- _EXERCISE DESCRIPTION_
The full listing is to be transcribed exactly, with each picture left out.

- _SUPPLIED RECORDS_
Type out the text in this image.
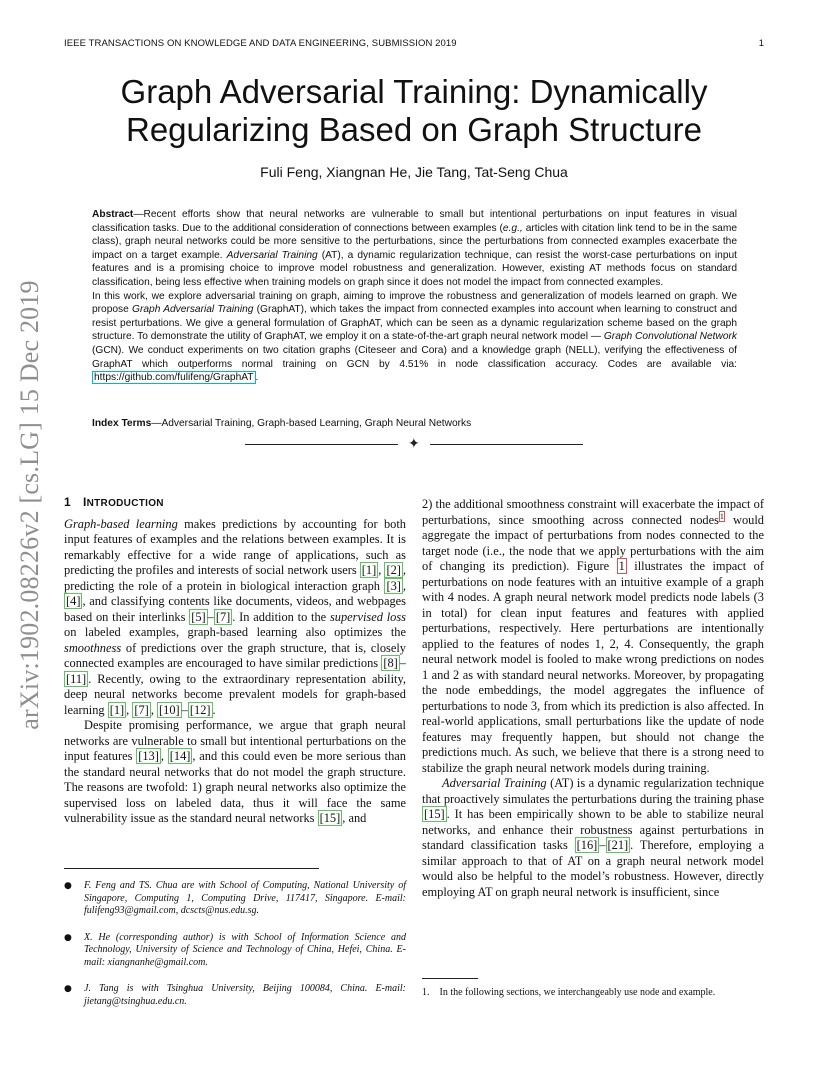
IEEE TRANSACTIONS ON KNOWLEDGE AND DATA ENGINEERING, SUBMISSION 2019	1
arXiv:1902.08226v2 [cs.LG] 15 Dec 2019
Graph Adversarial Training: Dynamically
Regularizing Based on Graph Structure
Fuli Feng, Xiangnan He, Jie Tang, Tat-Seng Chua

Abstract—Recent efforts show that neural networks are vulnerable to small but intentional perturbations on input features in visual classification tasks. Due to the additional consideration of connections between examples (e.g., articles with citation link tend to be in the same class), graph neural networks could be more sensitive to the perturbations, since the perturbations from connected examples exacerbate the impact on a target example. Adversarial Training (AT), a dynamic regularization technique, can resist the worst-case perturbations on input features and is a promising choice to improve model robustness and generalization. However, existing AT methods focus on standard classification, being less effective when training models on graph since it does not model the impact from connected examples.

In this work, we explore adversarial training on graph, aiming to improve the robustness and generalization of models learned on graph. We propose Graph Adversarial Training (GraphAT), which takes the impact from connected examples into account when learning to construct and resist perturbations. We give a general formulation of GraphAT, which can be seen as a dynamic regularization scheme based on the graph structure. To demonstrate the utility of GraphAT, we employ it on a state-of-the-art graph neural network model — Graph Convolutional Network (GCN). We conduct experiments on two citation graphs (Citeseer and Cora) and a knowledge graph (NELL), verifying the effectiveness of GraphAT which outperforms normal training on GCN by 4.51% in node classification accuracy. Codes are available via: https://github.com/fulifeng/GraphAT .

Index Terms—Adversarial Training, Graph-based Learning, Graph Neural Networks
✦
1 INTRODUCTION

Graph-based learning makes predictions by accounting for both input features of examples and the relations between examples. It is remarkably effective for a wide range of applications, such as predicting the profiles and interests of social network users [1] , [2] , predicting the role of a protein in biological interaction graph [3] , [4] , and classifying contents like documents, videos, and webpages based on their interlinks [5] – [7] . In addition to the supervised loss on labeled examples, graph-based learning also optimizes the smoothness of predictions over the graph structure, that is, closely connected examples are encouraged to have similar predictions [8] –[11] . Recently, owing to the extraordinary representation ability, deep neural networks become prevalent models for graph-based learning [1] , [7] , [10] – [12] .

Despite promising performance, we argue that graph neural networks are vulnerable to small but intentional perturbations on the input features [13] , [14] , and this could even be more serious than the standard neural networks that do not model the graph structure. The reasons are twofold: 1) graph neural networks also optimize the supervised loss on labeled data, thus it will face the same vulnerability issue as the standard neural networks [15] , and

● F. Feng and TS. Chua are with School of Computing, National University of Singapore, Computing 1, Computing Drive, 117417, Singapore. E-mail: fulifeng93@gmail.com, dcscts@nus.edu.sg.
● X. He (corresponding author) is with School of Information Science and Technology, University of Science and Technology of China, Hefei, China. E-mail: xiangnanhe@gmail.com.
● J. Tang is with Tsinghua University, Beijing 100084, China. E-mail: jietang@tsinghua.edu.cn.

2) the additional smoothness constraint will exacerbate the impact of perturbations, since smoothing across connected nodes$^1$ would aggregate the impact of perturbations from nodes connected to the target node (i.e., the node that we apply perturbations with the aim of changing its prediction). Figure 1 illustrates the impact of perturbations on node features with an intuitive example of a graph with 4 nodes. A graph neural network model predicts node labels (3 in total) for clean input features and features with applied perturbations, respectively. Here perturbations are intentionally applied to the features of nodes 1, 2, 4. Consequently, the graph neural network model is fooled to make wrong predictions on nodes 1 and 2 as with standard neural networks. Moreover, by propagating the node embeddings, the model aggregates the influence of perturbations to node 3, from which its prediction is also affected. In real-world applications, small perturbations like the update of node features may frequently happen, but should not change the predictions much. As such, we believe that there is a strong need to stabilize the graph neural network models during training.

Adversarial Training (AT) is a dynamic regularization technique that proactively simulates the perturbations during the training phase [15] . It has been empirically shown to be able to stabilize neural networks, and enhance their robustness against perturbations in standard classification tasks [16] – [21] . Therefore, employing a similar approach to that of AT on a graph neural network model would also be helpful to the model’s robustness. However, directly employing AT on graph neural network is insufficient, since

1. In the following sections, we interchangeably use node and example.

- _SOLUTION TO THE PROBLEM_
Type out the text in this image.
IEEE TRANSACTIONS ON KNOWLEDGE AND DATA ENGINEERING, SUBMISSION 2019	1
arXiv:1902.08226v2 [cs.LG] 15 Dec 2019
Graph Adversarial Training: Dynamically
Regularizing Based on Graph Structure
Fuli Feng, Xiangnan He, Jie Tang, Tat-Seng Chua

Abstract—Recent efforts show that neural networks are vulnerable to small but intentional perturbations on input features in visual classification tasks. Due to the additional consideration of connections between examples (e.g., articles with citation link tend to be in the same class), graph neural networks could be more sensitive to the perturbations, since the perturbations from connected examples exacerbate the impact on a target example. Adversarial Training (AT), a dynamic regularization technique, can resist the worst-case perturbations on input features and is a promising choice to improve model robustness and generalization. However, existing AT methods focus on standard classification, being less effective when training models on graph since it does not model the impact from connected examples.

In this work, we explore adversarial training on graph, aiming to improve the robustness and generalization of models learned on graph. We propose Graph Adversarial Training (GraphAT), which takes the impact from connected examples into account when learning to construct and resist perturbations. We give a general formulation of GraphAT, which can be seen as a dynamic regularization scheme based on the graph structure. To demonstrate the utility of GraphAT, we employ it on a state-of-the-art graph neural network model — Graph Convolutional Network (GCN). We conduct experiments on two citation graphs (Citeseer and Cora) and a knowledge graph (NELL), verifying the effectiveness of GraphAT which outperforms normal training on GCN by 4.51% in node classification accuracy. Codes are available via: https://github.com/fulifeng/GraphAT .

Index Terms—Adversarial Training, Graph-based Learning, Graph Neural Networks
✦
1 INTRODUCTION

Graph-based learning makes predictions by accounting for both input features of examples and the relations between examples. It is remarkably effective for a wide range of applications, such as predicting the profiles and interests of social network users [1] , [2] , predicting the role of a protein in biological interaction graph [3] , [4] , and classifying contents like documents, videos, and webpages based on their interlinks [5] – [7] . In addition to the supervised loss on labeled examples, graph-based learning also optimizes the smoothness of predictions over the graph structure, that is, closely connected examples are encouraged to have similar predictions [8] –[11] . Recently, owing to the extraordinary representation ability, deep neural networks become prevalent models for graph-based learning [1] , [7] , [10] – [12] .

Despite promising performance, we argue that graph neural networks are vulnerable to small but intentional perturbations on the input features [13] , [14] , and this could even be more serious than the standard neural networks that do not model the graph structure. The reasons are twofold: 1) graph neural networks also optimize the supervised loss on labeled data, thus it will face the same vulnerability issue as the standard neural networks [15] , and

● F. Feng and TS. Chua are with School of Computing, National University of Singapore, Computing 1, Computing Drive, 117417, Singapore. E-mail: fulifeng93@gmail.com, dcscts@nus.edu.sg.
● X. He (corresponding author) is with School of Information Science and Technology, University of Science and Technology of China, Hefei, China. E-mail: xiangnanhe@gmail.com.
● J. Tang is with Tsinghua University, Beijing 100084, China. E-mail: jietang@tsinghua.edu.cn.

2) the additional smoothness constraint will exacerbate the impact of perturbations, since smoothing across connected nodes$^1$ would aggregate the impact of perturbations from nodes connected to the target node (i.e., the node that we apply perturbations with the aim of changing its prediction). Figure 1 illustrates the impact of perturbations on node features with an intuitive example of a graph with 4 nodes. A graph neural network model predicts node labels (3 in total) for clean input features and features with applied perturbations, respectively. Here perturbations are intentionally applied to the features of nodes 1, 2, 4. Consequently, the graph neural network model is fooled to make wrong predictions on nodes 1 and 2 as with standard neural networks. Moreover, by propagating the node embeddings, the model aggregates the influence of perturbations to node 3, from which its prediction is also affected. In real-world applications, small perturbations like the update of node features may frequently happen, but should not change the predictions much. As such, we believe that there is a strong need to stabilize the graph neural network models during training.

Adversarial Training (AT) is a dynamic regularization technique that proactively simulates the perturbations during the training phase [15] . It has been empirically shown to be able to stabilize neural networks, and enhance their robustness against perturbations in standard classification tasks [16] – [21] . Therefore, employing a similar approach to that of AT on a graph neural network model would also be helpful to the model’s robustness. However, directly employing AT on graph neural network is insufficient, since

1. In the following sections, we interchangeably use node and example.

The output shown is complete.